[What you should do] Where a line holds "Cube", copy it.

--- start of Extracted material ---

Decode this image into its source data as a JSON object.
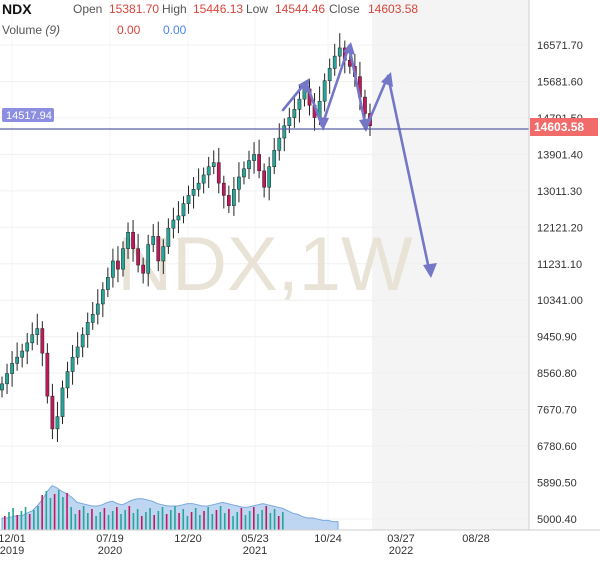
{
  "header": {
    "symbol": "NDX",
    "open_label": "Open",
    "open_value": "15381.70",
    "high_label": "High",
    "high_value": "15446.13",
    "low_label": "Low",
    "low_value": "14544.46",
    "close_label": "Close",
    "close_value": "14603.58",
    "volume_label": "Volume",
    "volume_period": "(9)",
    "volume_value": "0.00",
    "volume_ma_value": "0.00"
  },
  "watermark": "NDX,1W",
  "colors": {
    "up": "#26a69a",
    "down": "#c2185b",
    "annotation": "#7477c8",
    "price_tag": "#f26b6b",
    "level_tag": "#8c8fe0",
    "volume_area": "#a8c8ee"
  },
  "chart_data": {
    "type": "candlestick",
    "title": "NDX,1W",
    "y_axis_ticks": [
      "16571.70",
      "15681.60",
      "14791.50",
      "13901.40",
      "13011.30",
      "12121.20",
      "11231.10",
      "10341.00",
      "9450.90",
      "8560.80",
      "7670.70",
      "6780.60",
      "5890.50",
      "5000.40"
    ],
    "y_axis_values": [
      16571.7,
      15681.6,
      14791.5,
      13901.4,
      13011.3,
      12121.2,
      11231.1,
      10341.0,
      9450.9,
      8560.8,
      7670.7,
      6780.6,
      5890.5,
      5000.4
    ],
    "x_axis_ticks": [
      {
        "label": "12/01",
        "sub": "2019"
      },
      {
        "label": "07/19",
        "sub": "2020"
      },
      {
        "label": "12/20",
        "sub": ""
      },
      {
        "label": "05/23",
        "sub": "2021"
      },
      {
        "label": "10/24",
        "sub": ""
      },
      {
        "label": "03/27",
        "sub": "2022"
      },
      {
        "label": "08/28",
        "sub": ""
      }
    ],
    "last_price": "14603.58",
    "horizontal_level": "14517.94",
    "ohlc_close_path": [
      8300,
      8550,
      8800,
      8950,
      9100,
      9300,
      9500,
      9650,
      9050,
      8000,
      7200,
      7500,
      8200,
      8600,
      8950,
      9200,
      9500,
      9800,
      10000,
      10250,
      10600,
      10900,
      11300,
      11100,
      11600,
      12000,
      11600,
      11200,
      11000,
      11700,
      11900,
      11300,
      11650,
      12100,
      12300,
      12400,
      12700,
      12900,
      13050,
      13200,
      13400,
      13600,
      13700,
      13200,
      12900,
      12650,
      13050,
      13350,
      13550,
      13750,
      13900,
      13500,
      13100,
      13600,
      14000,
      14300,
      14600,
      14800,
      15000,
      15250,
      15500,
      15100,
      14800,
      15200,
      15700,
      16000,
      16300,
      16500,
      16200,
      16050,
      15800,
      15300,
      14900,
      14600
    ],
    "volume_path": [
      1,
      1,
      1.1,
      1.2,
      1.2,
      1.4,
      1.6,
      2,
      2.5,
      3.2,
      3.7,
      3.5,
      3.2,
      3,
      2.7,
      2.3,
      2.2,
      2.1,
      2,
      2,
      2.1,
      2.3,
      2.4,
      2.2,
      2.1,
      2.3,
      2.5,
      2.6,
      2.6,
      2.5,
      2.4,
      2.2,
      2.1,
      2,
      2,
      2,
      2.1,
      2.2,
      2.2,
      2.1,
      2,
      2,
      2.1,
      2.2,
      2.3,
      2.2,
      2.1,
      2,
      1.9,
      1.9,
      2,
      2.1,
      2.2,
      2.1,
      2,
      1.9,
      1.8,
      1.6,
      1.4,
      1.3,
      1.1,
      1,
      1,
      0.9,
      0.8,
      0.8,
      0.7,
      0.7
    ]
  }
}
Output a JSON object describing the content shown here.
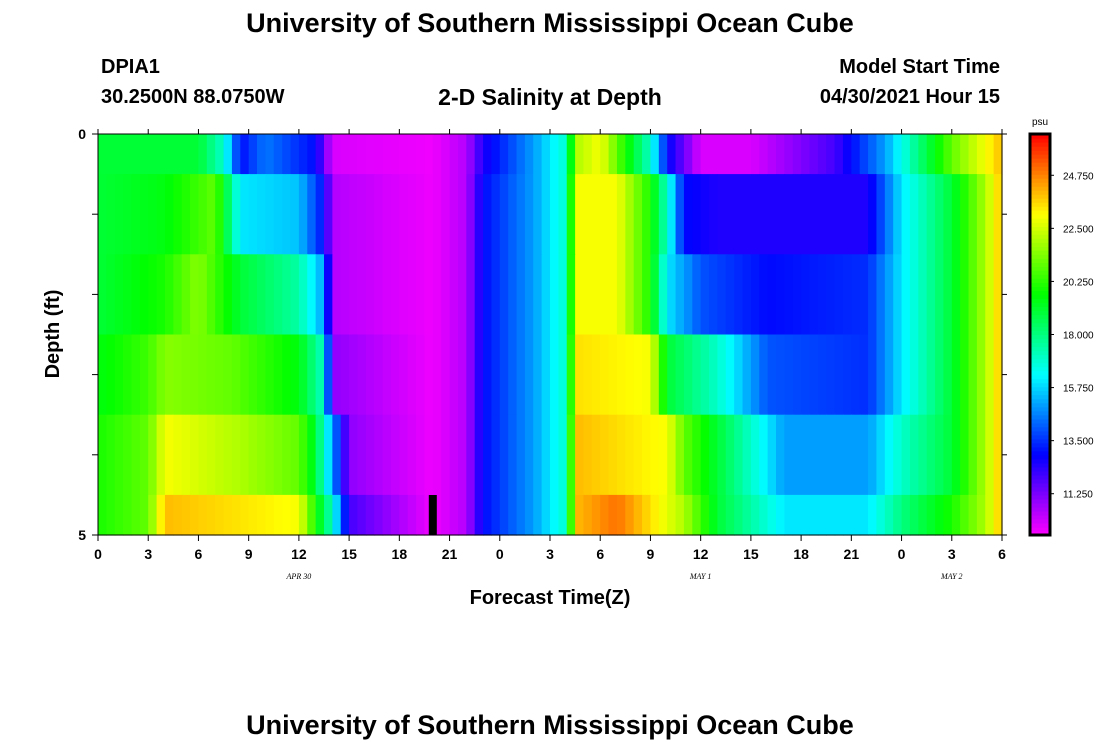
{
  "header": {
    "title": "University of Southern Mississippi Ocean Cube",
    "station_id": "DPIA1",
    "coords": "30.2500N  88.0750W",
    "plot_title": "2-D Salinity at Depth",
    "model_start_label": "Model Start Time",
    "model_start_value": "04/30/2021 Hour 15"
  },
  "footer": {
    "title": "University of Southern Mississippi Ocean Cube"
  },
  "chart_data": {
    "type": "heatmap",
    "title": "2-D Salinity at Depth",
    "xlabel": "Forecast Time(Z)",
    "ylabel": "Depth (ft)",
    "y_ticks": [
      "0",
      "5"
    ],
    "x_tick_labels": [
      "0",
      "3",
      "6",
      "9",
      "12",
      "15",
      "18",
      "21",
      "0",
      "3",
      "6",
      "9",
      "12",
      "15",
      "18",
      "21",
      "0",
      "3",
      "6"
    ],
    "date_labels": [
      {
        "label": "APR 30",
        "at_hour": 12
      },
      {
        "label": "MAY 1",
        "at_hour": 36
      },
      {
        "label": "MAY 2",
        "at_hour": 51
      }
    ],
    "x_range_hours": [
      0,
      54
    ],
    "depth_range_ft": [
      0,
      5
    ],
    "units": "psu",
    "colorbar_ticks": [
      "24.750",
      "22.500",
      "20.250",
      "18.000",
      "15.750",
      "13.500",
      "11.250"
    ],
    "colorbar_values": [
      24.75,
      22.5,
      20.25,
      18.0,
      15.75,
      13.5,
      11.25
    ],
    "colorbar_range": [
      9.5,
      26.5
    ],
    "current_time_hour": 20,
    "layers": [
      {
        "depth": "0.0-0.5 ft",
        "keyframes": [
          [
            0,
            19
          ],
          [
            6,
            19
          ],
          [
            7.5,
            17
          ],
          [
            8.5,
            13
          ],
          [
            10,
            14.5
          ],
          [
            13,
            13
          ],
          [
            14,
            10
          ],
          [
            20,
            9.7
          ],
          [
            22,
            10.5
          ],
          [
            23,
            12.5
          ],
          [
            26,
            15
          ],
          [
            28,
            17
          ],
          [
            28.5,
            22
          ],
          [
            30,
            23
          ],
          [
            32,
            19
          ],
          [
            33,
            17
          ],
          [
            34,
            13
          ],
          [
            36,
            10
          ],
          [
            39,
            10
          ],
          [
            44,
            12
          ],
          [
            47,
            15
          ],
          [
            49,
            18
          ],
          [
            51,
            21
          ],
          [
            53,
            23
          ],
          [
            54,
            24
          ]
        ]
      },
      {
        "depth": "0.5-1.5 ft",
        "keyframes": [
          [
            0,
            19
          ],
          [
            4,
            19.5
          ],
          [
            7,
            21
          ],
          [
            8.5,
            16
          ],
          [
            12,
            15.5
          ],
          [
            13.5,
            13
          ],
          [
            14,
            10.5
          ],
          [
            20,
            9.7
          ],
          [
            22,
            10.5
          ],
          [
            23,
            13
          ],
          [
            26,
            15
          ],
          [
            28,
            17
          ],
          [
            28.5,
            23
          ],
          [
            31,
            23
          ],
          [
            33,
            20
          ],
          [
            34,
            17
          ],
          [
            35,
            13
          ],
          [
            37,
            12.5
          ],
          [
            46,
            12.5
          ],
          [
            48,
            16
          ],
          [
            51,
            19
          ],
          [
            53,
            22
          ],
          [
            54,
            24
          ]
        ]
      },
      {
        "depth": "1.5-2.5 ft",
        "keyframes": [
          [
            0,
            19
          ],
          [
            4,
            20
          ],
          [
            6,
            21.5
          ],
          [
            8.5,
            19
          ],
          [
            12,
            17.5
          ],
          [
            13.5,
            15
          ],
          [
            14,
            10.5
          ],
          [
            20,
            9.7
          ],
          [
            22,
            10.5
          ],
          [
            23,
            13
          ],
          [
            26,
            15
          ],
          [
            28,
            17
          ],
          [
            28.5,
            23
          ],
          [
            31,
            23
          ],
          [
            33,
            20
          ],
          [
            34,
            16
          ],
          [
            36,
            14
          ],
          [
            40,
            13
          ],
          [
            46,
            13.5
          ],
          [
            48,
            16
          ],
          [
            51,
            19
          ],
          [
            53,
            22
          ],
          [
            54,
            24
          ]
        ]
      },
      {
        "depth": "2.5-3.5 ft",
        "keyframes": [
          [
            0,
            19.5
          ],
          [
            3,
            20.5
          ],
          [
            4,
            21.5
          ],
          [
            8,
            21
          ],
          [
            12,
            19.5
          ],
          [
            13.5,
            17
          ],
          [
            14,
            11
          ],
          [
            20,
            9.7
          ],
          [
            22,
            10.5
          ],
          [
            23,
            13
          ],
          [
            26,
            15
          ],
          [
            28,
            17
          ],
          [
            28.5,
            23.5
          ],
          [
            33,
            23
          ],
          [
            34,
            19
          ],
          [
            37,
            17
          ],
          [
            40,
            14
          ],
          [
            46,
            13.5
          ],
          [
            48,
            16
          ],
          [
            51,
            19
          ],
          [
            53,
            22
          ],
          [
            54,
            24
          ]
        ]
      },
      {
        "depth": "3.5-4.5 ft",
        "keyframes": [
          [
            0,
            20
          ],
          [
            3,
            21
          ],
          [
            4,
            23
          ],
          [
            8.5,
            22
          ],
          [
            12,
            21
          ],
          [
            13,
            19
          ],
          [
            14,
            15
          ],
          [
            15,
            11
          ],
          [
            20,
            9.7
          ],
          [
            22,
            10.5
          ],
          [
            23,
            13
          ],
          [
            26,
            15
          ],
          [
            28,
            17
          ],
          [
            28.5,
            24
          ],
          [
            34,
            23
          ],
          [
            35,
            21
          ],
          [
            37,
            19
          ],
          [
            41,
            15
          ],
          [
            46,
            15
          ],
          [
            48,
            17
          ],
          [
            51,
            19
          ],
          [
            53,
            22
          ],
          [
            54,
            24
          ]
        ]
      },
      {
        "depth": "4.5-5.0 ft",
        "keyframes": [
          [
            0,
            20
          ],
          [
            3,
            21
          ],
          [
            4,
            24
          ],
          [
            12,
            23
          ],
          [
            13,
            20
          ],
          [
            14,
            17
          ],
          [
            15,
            12
          ],
          [
            20,
            9.7
          ],
          [
            22,
            10.5
          ],
          [
            23,
            13
          ],
          [
            26,
            15
          ],
          [
            28,
            17
          ],
          [
            28.5,
            24
          ],
          [
            31,
            25
          ],
          [
            35,
            22
          ],
          [
            37,
            19
          ],
          [
            41,
            16
          ],
          [
            46,
            16
          ],
          [
            48,
            18
          ],
          [
            51,
            20
          ],
          [
            53,
            22
          ],
          [
            54,
            24
          ]
        ]
      }
    ]
  }
}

--- end of Extracted material ---

[Answer for this exercise]
    "title": "University of Southern Mississippi Ocean Cube",
    "title": "University of Southern Mississippi Ocean Cube"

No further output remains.